> [Task directions]: Return the records exactly as they are.

> [Supplied material]:

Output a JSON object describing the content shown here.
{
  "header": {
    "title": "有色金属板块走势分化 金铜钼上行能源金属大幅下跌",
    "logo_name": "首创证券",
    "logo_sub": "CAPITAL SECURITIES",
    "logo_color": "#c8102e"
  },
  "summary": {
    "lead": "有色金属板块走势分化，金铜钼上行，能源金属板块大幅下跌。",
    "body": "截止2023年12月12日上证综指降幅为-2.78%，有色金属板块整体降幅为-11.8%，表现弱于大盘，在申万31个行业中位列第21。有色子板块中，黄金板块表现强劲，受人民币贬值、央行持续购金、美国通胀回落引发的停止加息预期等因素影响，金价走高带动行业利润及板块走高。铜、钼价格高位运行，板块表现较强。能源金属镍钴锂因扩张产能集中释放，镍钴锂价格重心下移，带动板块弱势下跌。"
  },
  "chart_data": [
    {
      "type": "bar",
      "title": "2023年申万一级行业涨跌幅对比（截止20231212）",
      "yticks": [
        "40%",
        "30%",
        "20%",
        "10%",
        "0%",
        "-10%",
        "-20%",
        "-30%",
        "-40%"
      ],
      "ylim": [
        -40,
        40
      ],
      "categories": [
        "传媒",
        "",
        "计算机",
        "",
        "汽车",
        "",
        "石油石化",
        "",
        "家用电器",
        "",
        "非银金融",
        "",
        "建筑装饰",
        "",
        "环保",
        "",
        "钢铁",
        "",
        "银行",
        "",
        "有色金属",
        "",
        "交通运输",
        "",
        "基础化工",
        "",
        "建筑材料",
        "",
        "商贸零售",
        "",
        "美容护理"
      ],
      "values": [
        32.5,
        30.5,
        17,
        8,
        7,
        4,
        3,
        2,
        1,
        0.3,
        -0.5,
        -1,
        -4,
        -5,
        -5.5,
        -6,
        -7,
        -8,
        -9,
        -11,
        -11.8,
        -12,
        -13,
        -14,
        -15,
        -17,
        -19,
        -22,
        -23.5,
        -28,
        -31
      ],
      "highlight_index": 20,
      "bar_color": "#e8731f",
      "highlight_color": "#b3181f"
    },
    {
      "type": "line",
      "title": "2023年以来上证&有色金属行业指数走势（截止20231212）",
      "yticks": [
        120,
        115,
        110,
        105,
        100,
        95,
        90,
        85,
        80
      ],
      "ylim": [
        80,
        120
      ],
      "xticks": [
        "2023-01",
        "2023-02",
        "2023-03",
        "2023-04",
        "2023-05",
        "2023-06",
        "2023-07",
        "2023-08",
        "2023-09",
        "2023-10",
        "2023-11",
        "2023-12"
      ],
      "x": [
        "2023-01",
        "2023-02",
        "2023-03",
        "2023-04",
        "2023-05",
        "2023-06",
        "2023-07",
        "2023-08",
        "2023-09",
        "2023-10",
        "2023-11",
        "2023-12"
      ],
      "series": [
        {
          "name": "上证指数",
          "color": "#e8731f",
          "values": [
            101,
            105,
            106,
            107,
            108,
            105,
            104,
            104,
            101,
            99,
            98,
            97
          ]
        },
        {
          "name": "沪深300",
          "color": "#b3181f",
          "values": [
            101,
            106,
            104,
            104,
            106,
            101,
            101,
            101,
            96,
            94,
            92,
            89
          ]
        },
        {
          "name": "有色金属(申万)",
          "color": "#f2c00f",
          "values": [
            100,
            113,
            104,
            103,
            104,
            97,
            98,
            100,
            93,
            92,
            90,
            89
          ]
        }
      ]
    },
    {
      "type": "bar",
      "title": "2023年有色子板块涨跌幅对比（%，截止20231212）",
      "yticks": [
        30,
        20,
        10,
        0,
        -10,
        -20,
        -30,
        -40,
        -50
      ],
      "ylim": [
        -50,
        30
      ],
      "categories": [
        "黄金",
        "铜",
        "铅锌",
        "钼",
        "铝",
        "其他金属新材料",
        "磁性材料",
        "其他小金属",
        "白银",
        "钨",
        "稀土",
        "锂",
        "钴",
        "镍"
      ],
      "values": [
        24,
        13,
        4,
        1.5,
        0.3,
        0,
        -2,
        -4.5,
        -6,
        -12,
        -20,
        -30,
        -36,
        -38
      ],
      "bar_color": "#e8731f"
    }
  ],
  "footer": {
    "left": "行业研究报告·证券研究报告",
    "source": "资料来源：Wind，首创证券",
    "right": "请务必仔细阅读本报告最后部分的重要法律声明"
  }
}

> [Solution to this exercise]:
Output a JSON object describing the content shown here.
{
  "header": {
    "title": "有色金属板块走势分化 金铜钼上行能源金属大幅下跌",
    "logo_name": "首创证券",
    "logo_sub": "CAPITAL SECURITIES",
    "logo_color": "#c8102e"
  },
  "summary": {
    "lead": "有色金属板块走势分化，金铜钼上行，能源金属板块大幅下跌。",
    "body": "截止2023年12月12日上证综指降幅为-2.78%，有色金属板块整体降幅为-11.8%，表现弱于大盘，在申万31个行业中位列第21。有色子板块中，黄金板块表现强劲，受人民币贬值、央行持续购金、美国通胀回落引发的停止加息预期等因素影响，金价走高带动行业利润及板块走高。铜、钼价格高位运行，板块表现较强。能源金属镍钴锂因扩张产能集中释放，镍钴锂价格重心下移，带动板块弱势下跌。"
  },
  "chart_data": [
    {
      "type": "bar",
      "title": "2023年申万一级行业涨跌幅对比（截止20231212）",
      "yticks": [
        "40%",
        "30%",
        "20%",
        "10%",
        "0%",
        "-10%",
        "-20%",
        "-30%",
        "-40%"
      ],
      "ylim": [
        -40,
        40
      ],
      "categories": [
        "传媒",
        "",
        "计算机",
        "",
        "汽车",
        "",
        "石油石化",
        "",
        "家用电器",
        "",
        "非银金融",
        "",
        "建筑装饰",
        "",
        "环保",
        "",
        "钢铁",
        "",
        "银行",
        "",
        "有色金属",
        "",
        "交通运输",
        "",
        "基础化工",
        "",
        "建筑材料",
        "",
        "商贸零售",
        "",
        "美容护理"
      ],
      "values": [
        32.5,
        30.5,
        17,
        8,
        7,
        4,
        3,
        2,
        1,
        0.3,
        -0.5,
        -1,
        -4,
        -5,
        -5.5,
        -6,
        -7,
        -8,
        -9,
        -11,
        -11.8,
        -12,
        -13,
        -14,
        -15,
        -17,
        -19,
        -22,
        -23.5,
        -28,
        -31
      ],
      "highlight_index": 20,
      "bar_color": "#e8731f",
      "highlight_color": "#b3181f"
    },
    {
      "type": "line",
      "title": "2023年以来上证&有色金属行业指数走势（截止20231212）",
      "yticks": [
        120,
        115,
        110,
        105,
        100,
        95,
        90,
        85,
        80
      ],
      "ylim": [
        80,
        120
      ],
      "xticks": [
        "2023-01",
        "2023-02",
        "2023-03",
        "2023-04",
        "2023-05",
        "2023-06",
        "2023-07",
        "2023-08",
        "2023-09",
        "2023-10",
        "2023-11",
        "2023-12"
      ],
      "x": [
        "2023-01",
        "2023-02",
        "2023-03",
        "2023-04",
        "2023-05",
        "2023-06",
        "2023-07",
        "2023-08",
        "2023-09",
        "2023-10",
        "2023-11",
        "2023-12"
      ],
      "series": [
        {
          "name": "上证指数",
          "color": "#e8731f",
          "values": [
            101,
            105,
            106,
            107,
            108,
            105,
            104,
            104,
            101,
            99,
            98,
            97
          ]
        },
        {
          "name": "沪深300",
          "color": "#b3181f",
          "values": [
            101,
            106,
            104,
            104,
            106,
            101,
            101,
            101,
            96,
            94,
            92,
            89
          ]
        },
        {
          "name": "有色金属(申万)",
          "color": "#f2c00f",
          "values": [
            100,
            113,
            104,
            103,
            104,
            97,
            98,
            100,
            93,
            92,
            90,
            89
          ]
        }
      ]
    },
    {
      "type": "bar",
      "title": "2023年有色子板块涨跌幅对比（%，截止20231212）",
      "yticks": [
        30,
        20,
        10,
        0,
        -10,
        -20,
        -30,
        -40,
        -50
      ],
      "ylim": [
        -50,
        30
      ],
      "categories": [
        "黄金",
        "铜",
        "铅锌",
        "钼",
        "铝",
        "其他金属新材料",
        "磁性材料",
        "其他小金属",
        "白银",
        "钨",
        "稀土",
        "锂",
        "钴",
        "镍"
      ],
      "values": [
        24,
        13,
        4,
        1.5,
        0.3,
        0,
        -2,
        -4.5,
        -6,
        -12,
        -20,
        -30,
        -36,
        -38
      ],
      "bar_color": "#e8731f"
    }
  ],
  "footer": {
    "left": "行业研究报告·证券研究报告",
    "source": "资料来源：Wind，首创证券",
    "right": "请务必仔细阅读本报告最后部分的重要法律声明"
  }
}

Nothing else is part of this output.